:: Instruction ::
Can you reproduce every line of the listing unchanged, from its very first line down to the line containing "comment-actions: 14h Like", with both of those lines included?

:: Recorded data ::
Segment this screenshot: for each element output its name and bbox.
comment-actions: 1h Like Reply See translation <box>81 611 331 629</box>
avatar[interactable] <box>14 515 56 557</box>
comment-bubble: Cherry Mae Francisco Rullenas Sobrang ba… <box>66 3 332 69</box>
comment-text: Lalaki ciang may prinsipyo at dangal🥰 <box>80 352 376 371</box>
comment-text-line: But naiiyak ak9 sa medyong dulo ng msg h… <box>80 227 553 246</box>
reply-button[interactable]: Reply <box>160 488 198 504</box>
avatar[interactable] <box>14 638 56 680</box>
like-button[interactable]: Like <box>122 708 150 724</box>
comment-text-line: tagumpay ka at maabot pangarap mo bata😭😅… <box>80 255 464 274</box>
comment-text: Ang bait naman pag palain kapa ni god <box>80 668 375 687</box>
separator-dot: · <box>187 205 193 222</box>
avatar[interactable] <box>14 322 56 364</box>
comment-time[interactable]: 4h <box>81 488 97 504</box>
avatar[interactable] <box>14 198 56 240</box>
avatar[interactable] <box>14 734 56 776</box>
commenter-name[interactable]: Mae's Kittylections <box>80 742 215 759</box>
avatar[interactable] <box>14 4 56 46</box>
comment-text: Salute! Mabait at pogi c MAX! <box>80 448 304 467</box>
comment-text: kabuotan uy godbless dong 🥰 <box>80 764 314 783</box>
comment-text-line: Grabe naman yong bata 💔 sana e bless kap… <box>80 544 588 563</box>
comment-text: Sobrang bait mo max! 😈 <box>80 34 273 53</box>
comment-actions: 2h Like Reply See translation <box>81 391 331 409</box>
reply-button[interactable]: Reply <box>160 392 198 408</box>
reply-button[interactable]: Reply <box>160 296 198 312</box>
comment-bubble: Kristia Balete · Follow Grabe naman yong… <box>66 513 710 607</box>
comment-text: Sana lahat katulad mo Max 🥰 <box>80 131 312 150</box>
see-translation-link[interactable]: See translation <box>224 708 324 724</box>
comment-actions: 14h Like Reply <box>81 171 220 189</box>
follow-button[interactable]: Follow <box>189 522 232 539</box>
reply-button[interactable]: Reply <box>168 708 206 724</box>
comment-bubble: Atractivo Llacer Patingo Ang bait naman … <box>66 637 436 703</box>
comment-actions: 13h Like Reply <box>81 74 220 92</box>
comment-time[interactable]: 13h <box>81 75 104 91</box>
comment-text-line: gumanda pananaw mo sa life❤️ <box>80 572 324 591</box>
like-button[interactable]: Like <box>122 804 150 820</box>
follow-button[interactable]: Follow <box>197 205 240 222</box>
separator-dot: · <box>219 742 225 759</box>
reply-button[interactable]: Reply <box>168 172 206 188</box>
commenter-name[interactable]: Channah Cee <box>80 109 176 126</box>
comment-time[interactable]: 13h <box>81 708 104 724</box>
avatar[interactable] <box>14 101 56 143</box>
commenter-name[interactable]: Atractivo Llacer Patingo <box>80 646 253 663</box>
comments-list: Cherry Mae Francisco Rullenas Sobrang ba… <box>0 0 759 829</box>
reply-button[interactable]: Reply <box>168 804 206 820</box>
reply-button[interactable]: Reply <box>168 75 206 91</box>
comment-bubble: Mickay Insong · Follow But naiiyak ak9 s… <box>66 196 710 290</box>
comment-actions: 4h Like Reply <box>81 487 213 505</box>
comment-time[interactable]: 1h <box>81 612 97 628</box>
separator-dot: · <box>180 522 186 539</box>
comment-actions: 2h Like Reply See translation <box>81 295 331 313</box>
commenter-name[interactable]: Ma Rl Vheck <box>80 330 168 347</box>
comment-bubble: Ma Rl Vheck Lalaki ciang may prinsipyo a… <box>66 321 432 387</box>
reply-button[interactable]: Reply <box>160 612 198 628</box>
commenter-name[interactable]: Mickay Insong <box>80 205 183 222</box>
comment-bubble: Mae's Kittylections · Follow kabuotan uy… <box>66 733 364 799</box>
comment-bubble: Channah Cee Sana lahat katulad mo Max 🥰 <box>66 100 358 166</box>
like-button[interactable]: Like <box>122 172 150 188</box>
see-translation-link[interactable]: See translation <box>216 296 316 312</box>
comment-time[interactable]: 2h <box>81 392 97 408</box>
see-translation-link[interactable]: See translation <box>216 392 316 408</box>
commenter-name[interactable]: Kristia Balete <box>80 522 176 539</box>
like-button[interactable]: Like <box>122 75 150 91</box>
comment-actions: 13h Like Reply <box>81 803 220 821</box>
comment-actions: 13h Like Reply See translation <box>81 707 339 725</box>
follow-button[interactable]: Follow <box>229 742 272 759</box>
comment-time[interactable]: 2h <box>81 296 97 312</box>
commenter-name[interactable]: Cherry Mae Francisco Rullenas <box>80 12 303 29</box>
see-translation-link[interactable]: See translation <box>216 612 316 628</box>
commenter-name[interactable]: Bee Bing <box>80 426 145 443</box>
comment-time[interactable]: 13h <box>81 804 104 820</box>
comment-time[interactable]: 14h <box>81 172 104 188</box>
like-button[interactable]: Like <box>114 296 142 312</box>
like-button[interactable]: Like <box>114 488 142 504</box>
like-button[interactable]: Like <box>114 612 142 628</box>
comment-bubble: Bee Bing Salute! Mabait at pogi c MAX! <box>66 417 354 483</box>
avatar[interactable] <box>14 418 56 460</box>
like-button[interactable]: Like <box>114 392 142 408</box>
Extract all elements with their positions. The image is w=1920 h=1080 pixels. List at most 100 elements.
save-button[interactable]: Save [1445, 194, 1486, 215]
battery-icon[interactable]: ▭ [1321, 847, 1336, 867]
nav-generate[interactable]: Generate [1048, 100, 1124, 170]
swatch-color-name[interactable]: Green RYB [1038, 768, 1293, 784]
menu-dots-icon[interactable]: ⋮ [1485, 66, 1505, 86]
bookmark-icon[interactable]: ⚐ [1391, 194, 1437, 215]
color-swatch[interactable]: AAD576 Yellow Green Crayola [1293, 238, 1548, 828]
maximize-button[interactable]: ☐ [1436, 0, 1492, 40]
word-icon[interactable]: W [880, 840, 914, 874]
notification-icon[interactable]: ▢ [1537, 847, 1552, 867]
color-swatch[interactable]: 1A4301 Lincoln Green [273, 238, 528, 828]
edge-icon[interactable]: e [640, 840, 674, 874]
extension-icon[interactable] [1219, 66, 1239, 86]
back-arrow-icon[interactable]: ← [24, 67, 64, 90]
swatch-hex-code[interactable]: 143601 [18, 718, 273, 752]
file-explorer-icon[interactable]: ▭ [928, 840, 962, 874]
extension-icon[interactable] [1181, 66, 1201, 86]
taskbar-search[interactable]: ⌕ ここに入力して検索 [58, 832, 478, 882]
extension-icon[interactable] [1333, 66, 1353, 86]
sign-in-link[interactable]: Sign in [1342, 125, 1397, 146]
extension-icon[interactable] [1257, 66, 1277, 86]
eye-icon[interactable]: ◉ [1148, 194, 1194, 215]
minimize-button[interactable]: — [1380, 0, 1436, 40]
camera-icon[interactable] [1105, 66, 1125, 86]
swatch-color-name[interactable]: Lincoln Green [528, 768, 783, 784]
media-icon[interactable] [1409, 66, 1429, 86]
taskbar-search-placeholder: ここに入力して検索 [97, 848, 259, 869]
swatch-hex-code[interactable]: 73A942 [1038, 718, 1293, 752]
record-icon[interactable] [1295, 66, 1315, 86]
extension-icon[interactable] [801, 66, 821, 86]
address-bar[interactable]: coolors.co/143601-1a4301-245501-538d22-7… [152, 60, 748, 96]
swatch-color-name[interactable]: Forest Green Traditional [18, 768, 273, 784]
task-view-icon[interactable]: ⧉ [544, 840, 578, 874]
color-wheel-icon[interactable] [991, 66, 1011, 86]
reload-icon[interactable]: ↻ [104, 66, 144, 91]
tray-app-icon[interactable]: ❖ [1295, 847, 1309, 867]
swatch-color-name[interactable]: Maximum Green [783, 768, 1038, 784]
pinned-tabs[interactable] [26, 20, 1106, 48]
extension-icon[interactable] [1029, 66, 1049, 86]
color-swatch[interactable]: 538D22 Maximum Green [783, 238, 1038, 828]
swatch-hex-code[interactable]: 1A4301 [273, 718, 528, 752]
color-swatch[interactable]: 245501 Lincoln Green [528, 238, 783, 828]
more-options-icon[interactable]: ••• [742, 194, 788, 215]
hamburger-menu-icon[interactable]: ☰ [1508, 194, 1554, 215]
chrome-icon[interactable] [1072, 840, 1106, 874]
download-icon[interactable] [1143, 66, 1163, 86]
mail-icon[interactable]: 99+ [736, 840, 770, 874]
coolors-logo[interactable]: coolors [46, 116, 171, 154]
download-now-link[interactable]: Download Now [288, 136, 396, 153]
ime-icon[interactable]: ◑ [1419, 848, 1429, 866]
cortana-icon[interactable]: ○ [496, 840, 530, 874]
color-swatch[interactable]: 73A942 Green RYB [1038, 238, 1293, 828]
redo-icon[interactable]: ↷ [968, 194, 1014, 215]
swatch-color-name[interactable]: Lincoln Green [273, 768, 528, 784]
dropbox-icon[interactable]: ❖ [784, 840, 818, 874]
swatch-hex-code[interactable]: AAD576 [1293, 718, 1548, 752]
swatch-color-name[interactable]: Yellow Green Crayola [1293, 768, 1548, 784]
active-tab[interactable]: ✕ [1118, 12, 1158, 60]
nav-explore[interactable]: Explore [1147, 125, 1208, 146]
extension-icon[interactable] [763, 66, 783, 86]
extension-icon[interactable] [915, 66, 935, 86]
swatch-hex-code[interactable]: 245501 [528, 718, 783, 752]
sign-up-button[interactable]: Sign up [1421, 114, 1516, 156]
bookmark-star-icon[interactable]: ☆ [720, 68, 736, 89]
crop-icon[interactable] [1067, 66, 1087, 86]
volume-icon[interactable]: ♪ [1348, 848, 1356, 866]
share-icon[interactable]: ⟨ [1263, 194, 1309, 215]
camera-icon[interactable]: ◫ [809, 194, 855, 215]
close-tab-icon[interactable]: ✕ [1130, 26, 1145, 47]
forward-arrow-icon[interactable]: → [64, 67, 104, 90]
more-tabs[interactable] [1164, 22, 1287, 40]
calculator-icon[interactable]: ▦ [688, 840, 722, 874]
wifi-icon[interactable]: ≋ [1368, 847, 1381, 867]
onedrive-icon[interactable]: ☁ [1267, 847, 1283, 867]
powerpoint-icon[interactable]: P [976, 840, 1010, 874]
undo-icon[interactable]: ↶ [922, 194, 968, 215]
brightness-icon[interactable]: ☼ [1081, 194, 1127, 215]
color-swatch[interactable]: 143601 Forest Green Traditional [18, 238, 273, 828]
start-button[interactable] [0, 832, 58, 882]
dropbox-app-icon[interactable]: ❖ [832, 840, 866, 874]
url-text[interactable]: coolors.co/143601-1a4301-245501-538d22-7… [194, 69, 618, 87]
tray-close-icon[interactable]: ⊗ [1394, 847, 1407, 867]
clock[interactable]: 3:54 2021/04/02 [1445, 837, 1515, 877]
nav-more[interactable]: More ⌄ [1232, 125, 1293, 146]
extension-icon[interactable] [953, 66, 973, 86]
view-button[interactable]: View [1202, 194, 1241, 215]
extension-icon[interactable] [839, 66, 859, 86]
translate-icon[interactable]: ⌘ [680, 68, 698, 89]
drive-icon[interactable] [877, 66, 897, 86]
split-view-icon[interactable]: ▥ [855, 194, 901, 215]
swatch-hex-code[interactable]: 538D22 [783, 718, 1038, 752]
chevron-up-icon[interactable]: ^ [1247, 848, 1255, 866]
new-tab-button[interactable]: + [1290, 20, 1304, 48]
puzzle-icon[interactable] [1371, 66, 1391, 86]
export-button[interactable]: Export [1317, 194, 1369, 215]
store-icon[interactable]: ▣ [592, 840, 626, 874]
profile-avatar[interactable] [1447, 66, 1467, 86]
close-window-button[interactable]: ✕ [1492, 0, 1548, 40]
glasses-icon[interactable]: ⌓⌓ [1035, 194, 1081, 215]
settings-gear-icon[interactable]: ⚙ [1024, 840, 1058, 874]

:: Correct output ::
Segment this screenshot: for each element output its name and bbox.
comment-actions: 1h Like Reply See translation <box>81 611 331 629</box>
avatar[interactable] <box>14 515 56 557</box>
comment-bubble: Cherry Mae Francisco Rullenas Sobrang ba… <box>66 3 332 69</box>
comment-text: Lalaki ciang may prinsipyo at dangal🥰 <box>80 352 376 371</box>
comment-text-line: But naiiyak ak9 sa medyong dulo ng msg h… <box>80 227 553 246</box>
reply-button[interactable]: Reply <box>160 488 198 504</box>
avatar[interactable] <box>14 638 56 680</box>
like-button[interactable]: Like <box>122 708 150 724</box>
comment-text-line: tagumpay ka at maabot pangarap mo bata😭😅… <box>80 255 464 274</box>
comment-text: Ang bait naman pag palain kapa ni god <box>80 668 375 687</box>
separator-dot: · <box>187 205 193 222</box>
avatar[interactable] <box>14 322 56 364</box>
comment-time[interactable]: 4h <box>81 488 97 504</box>
avatar[interactable] <box>14 198 56 240</box>
avatar[interactable] <box>14 734 56 776</box>
commenter-name[interactable]: Mae's Kittylections <box>80 742 215 759</box>
avatar[interactable] <box>14 4 56 46</box>
comment-text: Salute! Mabait at pogi c MAX! <box>80 448 304 467</box>
comment-text: kabuotan uy godbless dong 🥰 <box>80 764 314 783</box>
comment-text-line: Grabe naman yong bata 💔 sana e bless kap… <box>80 544 588 563</box>
comment-text: Sobrang bait mo max! 😈 <box>80 34 273 53</box>
comment-actions: 2h Like Reply See translation <box>81 391 331 409</box>
reply-button[interactable]: Reply <box>160 392 198 408</box>
reply-button[interactable]: Reply <box>160 296 198 312</box>
comment-bubble: Kristia Balete · Follow Grabe naman yong… <box>66 513 710 607</box>
comment-text: Sana lahat katulad mo Max 🥰 <box>80 131 312 150</box>
see-translation-link[interactable]: See translation <box>224 708 324 724</box>
comment-actions: 14h Like Reply <box>81 171 220 189</box>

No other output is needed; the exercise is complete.